> _PROBLEM STATEMENT_:
Print each record that follows exactly, leaving the pictures behind.

=== INPUT MATERIAL ===

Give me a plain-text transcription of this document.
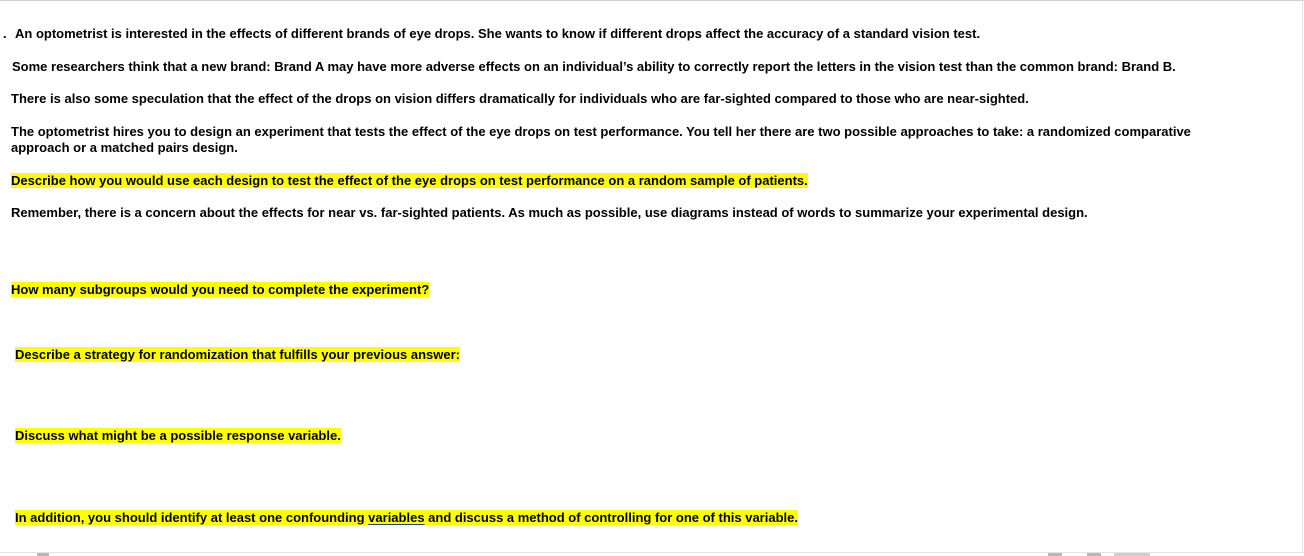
. An optometrist is interested in the effects of different brands of eye drops. She wants to know if different drops affect the accuracy of a standard vision test.
Some researchers think that a new brand: Brand A may have more adverse effects on an individual’s ability to correctly report the letters in the vision test than the common brand: Brand B.
There is also some speculation that the effect of the drops on vision differs dramatically for individuals who are far-sighted compared to those who are near-sighted.
The optometrist hires you to design an experiment that tests the effect of the eye drops on test performance. You tell her there are two possible approaches to take: a randomized comparative approach or a matched pairs design.
Describe how you would use each design to test the effect of the eye drops on test performance on a random sample of patients.
Remember, there is a concern about the effects for near vs. far-sighted patients. As much as possible, use diagrams instead of words to summarize your experimental design.
How many subgroups would you need to complete the experiment?
Describe a strategy for randomization that fulfills your previous answer:
Discuss what might be a possible response variable.
In addition, you should identify at least one confounding variables and discuss a method of controlling for one of this variable.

===

> _WRITTEN REPLY_:
Give me a plain-text transcription of this document.
. An optometrist is interested in the effects of different brands of eye drops. She wants to know if different drops affect the accuracy of a standard vision test.
Some researchers think that a new brand: Brand A may have more adverse effects on an individual’s ability to correctly report the letters in the vision test than the common brand: Brand B.
There is also some speculation that the effect of the drops on vision differs dramatically for individuals who are far-sighted compared to those who are near-sighted.
The optometrist hires you to design an experiment that tests the effect of the eye drops on test performance. You tell her there are two possible approaches to take: a randomized comparative approach or a matched pairs design.
Describe how you would use each design to test the effect of the eye drops on test performance on a random sample of patients.
Remember, there is a concern about the effects for near vs. far-sighted patients. As much as possible, use diagrams instead of words to summarize your experimental design.
How many subgroups would you need to complete the experiment?
Describe a strategy for randomization that fulfills your previous answer:
Discuss what might be a possible response variable.
In addition, you should identify at least one confounding variables and discuss a method of controlling for one of this variable.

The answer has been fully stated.